REQUIREMENTS: Output exactly, and only, the stretch of lines beginning at the line with "Type out the text in this image." and ending at the last line of the listing below. Drop the pictures.

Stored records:
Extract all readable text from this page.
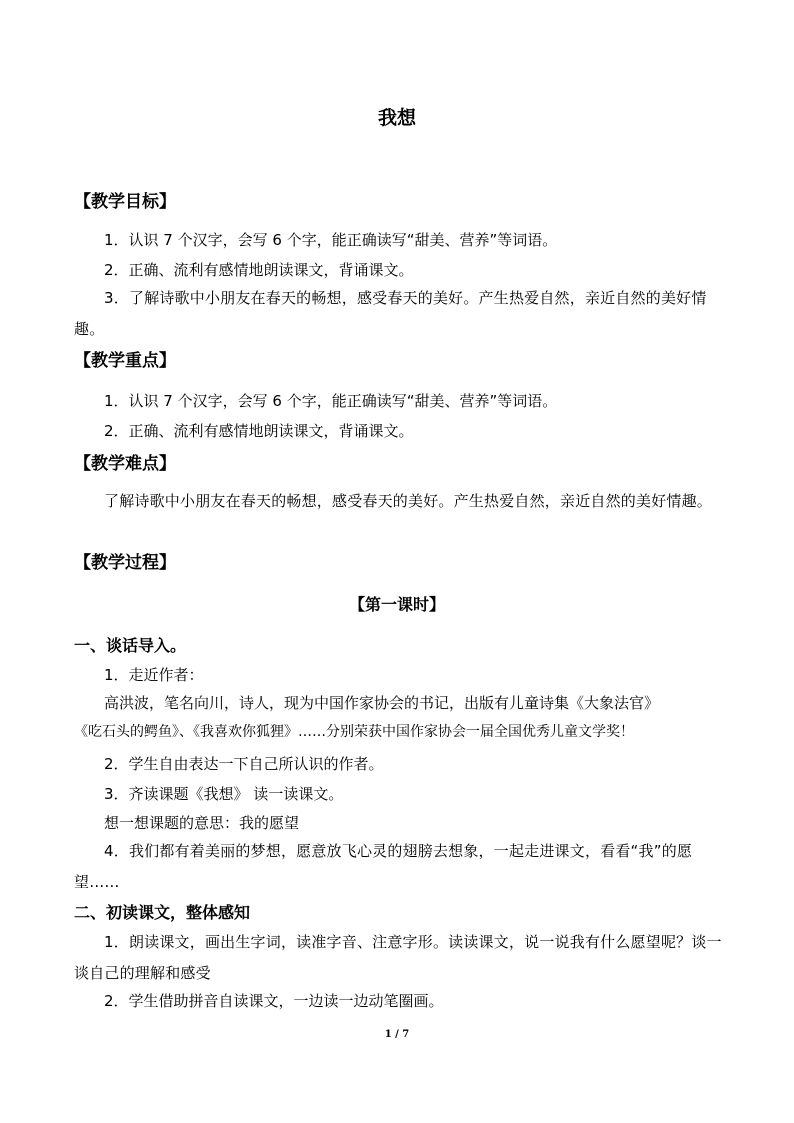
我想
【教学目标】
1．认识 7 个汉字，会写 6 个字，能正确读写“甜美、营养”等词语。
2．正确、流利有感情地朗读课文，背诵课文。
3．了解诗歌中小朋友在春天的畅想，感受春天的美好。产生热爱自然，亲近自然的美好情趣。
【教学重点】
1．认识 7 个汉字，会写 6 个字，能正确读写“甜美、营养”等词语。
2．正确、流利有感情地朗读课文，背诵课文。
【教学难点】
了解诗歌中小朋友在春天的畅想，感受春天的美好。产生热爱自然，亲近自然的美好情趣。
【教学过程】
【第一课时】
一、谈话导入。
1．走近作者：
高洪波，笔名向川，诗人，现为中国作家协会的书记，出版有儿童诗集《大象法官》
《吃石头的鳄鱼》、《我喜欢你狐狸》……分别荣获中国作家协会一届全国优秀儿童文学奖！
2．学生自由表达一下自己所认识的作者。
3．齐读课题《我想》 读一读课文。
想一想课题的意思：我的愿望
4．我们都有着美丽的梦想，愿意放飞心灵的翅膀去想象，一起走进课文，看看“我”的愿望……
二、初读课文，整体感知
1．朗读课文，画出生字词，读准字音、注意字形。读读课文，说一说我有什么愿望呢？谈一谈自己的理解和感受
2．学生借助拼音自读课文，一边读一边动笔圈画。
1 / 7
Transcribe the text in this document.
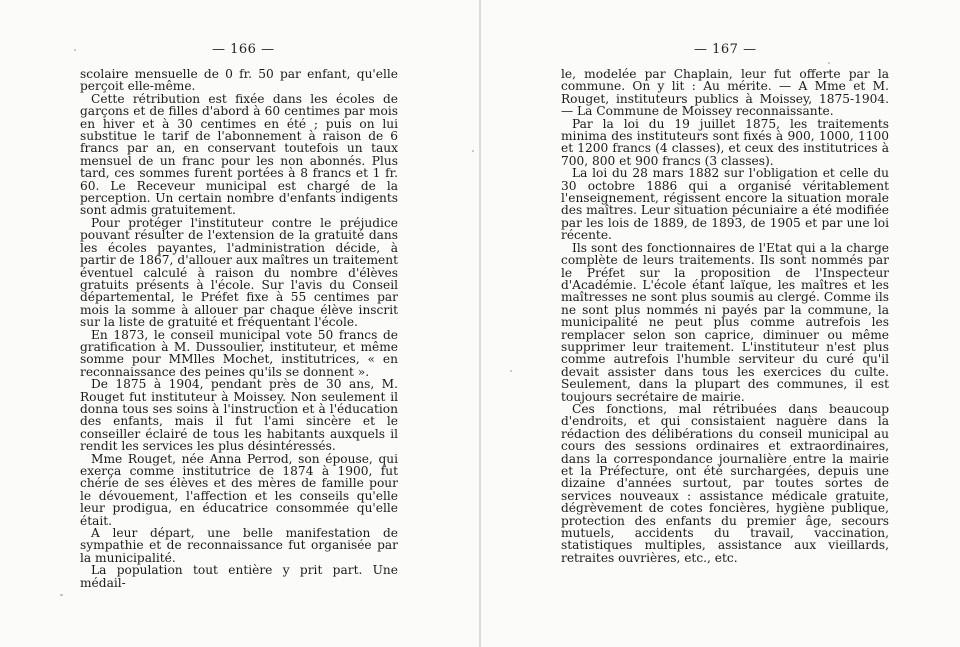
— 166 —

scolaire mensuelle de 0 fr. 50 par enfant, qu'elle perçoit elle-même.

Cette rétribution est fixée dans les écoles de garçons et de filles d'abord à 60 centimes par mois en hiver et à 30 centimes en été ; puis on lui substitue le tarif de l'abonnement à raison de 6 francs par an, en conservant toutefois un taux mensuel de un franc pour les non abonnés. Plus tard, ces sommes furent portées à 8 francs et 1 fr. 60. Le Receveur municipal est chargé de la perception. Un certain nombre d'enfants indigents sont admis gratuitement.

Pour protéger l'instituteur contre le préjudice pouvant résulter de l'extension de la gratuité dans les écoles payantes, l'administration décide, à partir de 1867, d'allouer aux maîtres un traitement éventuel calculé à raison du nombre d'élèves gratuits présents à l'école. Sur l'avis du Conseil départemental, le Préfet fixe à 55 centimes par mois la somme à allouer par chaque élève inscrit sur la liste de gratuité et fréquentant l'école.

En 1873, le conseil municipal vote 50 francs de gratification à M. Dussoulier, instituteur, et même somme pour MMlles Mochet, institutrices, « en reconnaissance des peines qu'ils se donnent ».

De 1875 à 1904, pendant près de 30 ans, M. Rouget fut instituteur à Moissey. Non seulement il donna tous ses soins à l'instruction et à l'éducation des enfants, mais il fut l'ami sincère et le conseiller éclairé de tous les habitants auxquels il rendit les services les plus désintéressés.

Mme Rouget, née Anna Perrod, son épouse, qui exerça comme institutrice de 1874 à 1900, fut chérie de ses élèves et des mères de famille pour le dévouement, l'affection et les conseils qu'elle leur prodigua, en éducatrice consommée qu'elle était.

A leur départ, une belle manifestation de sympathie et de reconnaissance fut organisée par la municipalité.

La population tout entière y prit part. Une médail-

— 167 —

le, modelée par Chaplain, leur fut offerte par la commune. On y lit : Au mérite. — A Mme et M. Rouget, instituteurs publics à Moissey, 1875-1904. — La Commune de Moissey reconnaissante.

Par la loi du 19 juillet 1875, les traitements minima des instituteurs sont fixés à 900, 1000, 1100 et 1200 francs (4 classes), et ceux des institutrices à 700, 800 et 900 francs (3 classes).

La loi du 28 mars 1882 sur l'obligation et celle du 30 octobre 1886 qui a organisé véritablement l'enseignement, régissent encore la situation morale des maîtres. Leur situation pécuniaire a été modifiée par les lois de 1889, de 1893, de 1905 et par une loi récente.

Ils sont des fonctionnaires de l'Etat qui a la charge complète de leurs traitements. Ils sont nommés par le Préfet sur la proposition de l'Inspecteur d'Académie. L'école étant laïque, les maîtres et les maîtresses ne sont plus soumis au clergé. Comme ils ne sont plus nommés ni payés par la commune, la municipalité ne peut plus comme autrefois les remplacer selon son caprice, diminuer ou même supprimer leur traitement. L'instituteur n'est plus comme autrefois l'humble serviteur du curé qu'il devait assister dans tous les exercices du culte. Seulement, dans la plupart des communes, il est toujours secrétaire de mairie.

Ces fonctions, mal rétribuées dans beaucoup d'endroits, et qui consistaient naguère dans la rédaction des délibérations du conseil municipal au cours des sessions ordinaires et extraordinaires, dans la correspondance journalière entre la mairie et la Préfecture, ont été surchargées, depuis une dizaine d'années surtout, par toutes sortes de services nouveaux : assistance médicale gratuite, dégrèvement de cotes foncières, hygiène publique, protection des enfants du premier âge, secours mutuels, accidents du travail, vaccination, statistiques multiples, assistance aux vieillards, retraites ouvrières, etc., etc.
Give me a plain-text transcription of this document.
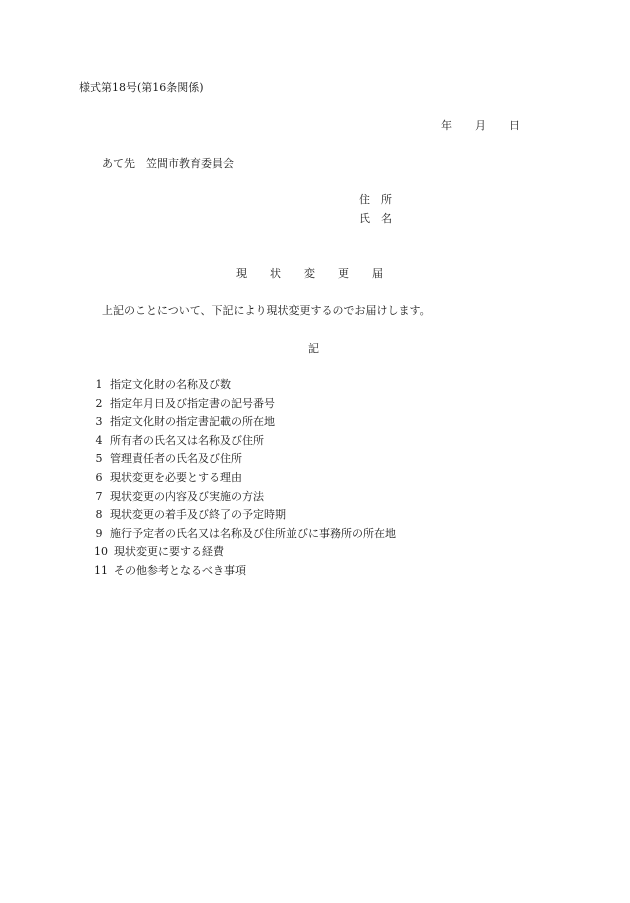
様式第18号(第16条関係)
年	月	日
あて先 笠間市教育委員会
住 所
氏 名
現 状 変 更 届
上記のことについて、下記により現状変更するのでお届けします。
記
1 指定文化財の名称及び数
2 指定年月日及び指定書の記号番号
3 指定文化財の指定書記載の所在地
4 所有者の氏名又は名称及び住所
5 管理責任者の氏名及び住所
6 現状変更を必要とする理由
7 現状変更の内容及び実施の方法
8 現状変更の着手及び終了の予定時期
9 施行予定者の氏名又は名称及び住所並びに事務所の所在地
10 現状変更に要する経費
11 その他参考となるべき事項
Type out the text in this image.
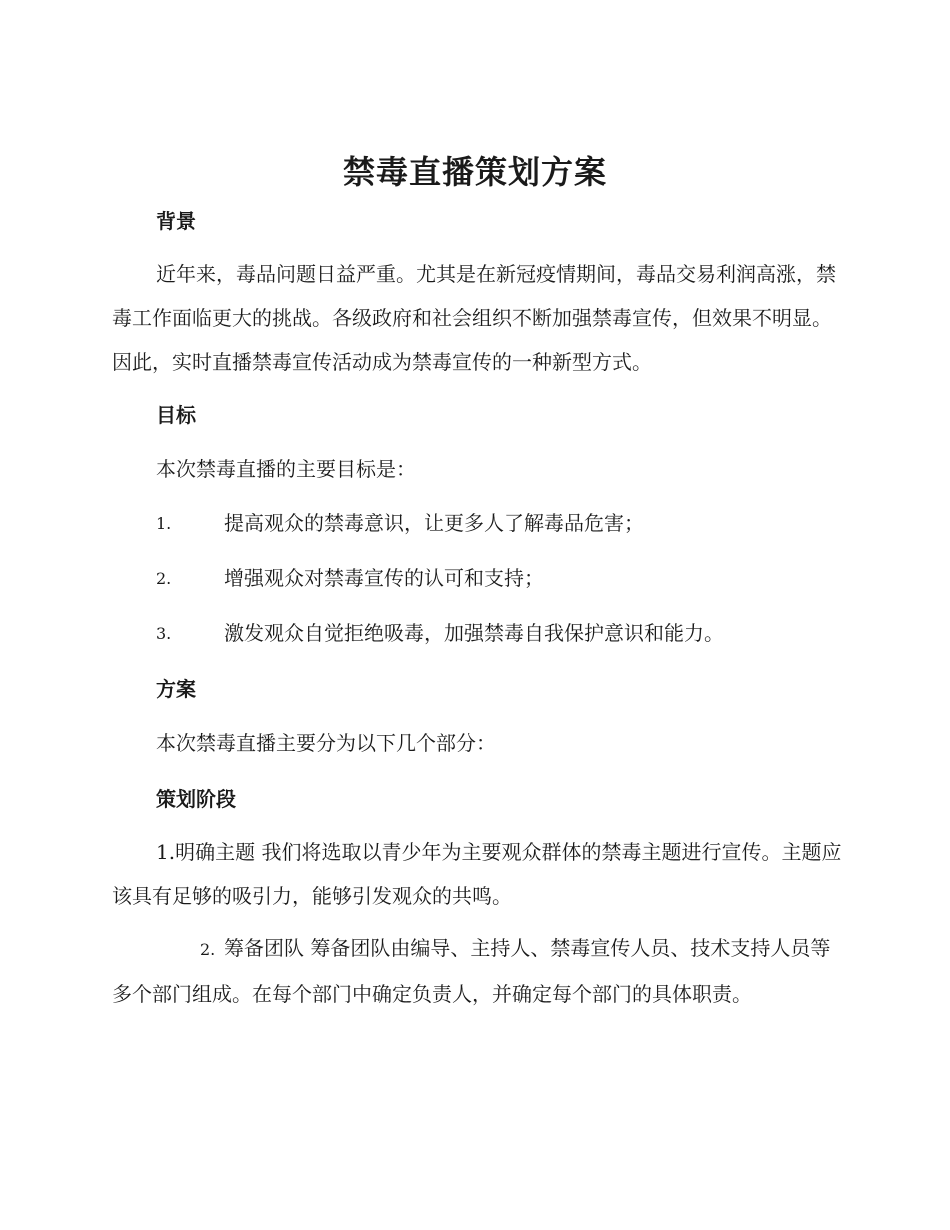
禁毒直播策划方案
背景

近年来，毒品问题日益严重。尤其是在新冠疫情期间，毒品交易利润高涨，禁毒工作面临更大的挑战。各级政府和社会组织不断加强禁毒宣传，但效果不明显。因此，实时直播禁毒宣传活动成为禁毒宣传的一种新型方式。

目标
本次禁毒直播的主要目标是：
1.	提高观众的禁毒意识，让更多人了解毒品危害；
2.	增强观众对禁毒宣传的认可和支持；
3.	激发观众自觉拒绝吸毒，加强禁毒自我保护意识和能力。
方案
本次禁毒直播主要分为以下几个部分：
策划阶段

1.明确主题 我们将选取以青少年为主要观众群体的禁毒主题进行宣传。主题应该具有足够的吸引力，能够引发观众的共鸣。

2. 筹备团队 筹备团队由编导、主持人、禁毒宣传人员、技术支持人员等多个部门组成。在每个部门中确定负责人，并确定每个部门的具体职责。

CORRECT ANSWER:
Type out the text in this image.
禁毒直播策划方案
背景

近年来，毒品问题日益严重。尤其是在新冠疫情期间，毒品交易利润高涨，禁毒工作面临更大的挑战。各级政府和社会组织不断加强禁毒宣传，但效果不明显。因此，实时直播禁毒宣传活动成为禁毒宣传的一种新型方式。

目标
本次禁毒直播的主要目标是：
1.	提高观众的禁毒意识，让更多人了解毒品危害；
2.	增强观众对禁毒宣传的认可和支持；
3.	激发观众自觉拒绝吸毒，加强禁毒自我保护意识和能力。
方案
本次禁毒直播主要分为以下几个部分：
策划阶段

1.明确主题 我们将选取以青少年为主要观众群体的禁毒主题进行宣传。主题应该具有足够的吸引力，能够引发观众的共鸣。

2. 筹备团队 筹备团队由编导、主持人、禁毒宣传人员、技术支持人员等多个部门组成。在每个部门中确定负责人，并确定每个部门的具体职责。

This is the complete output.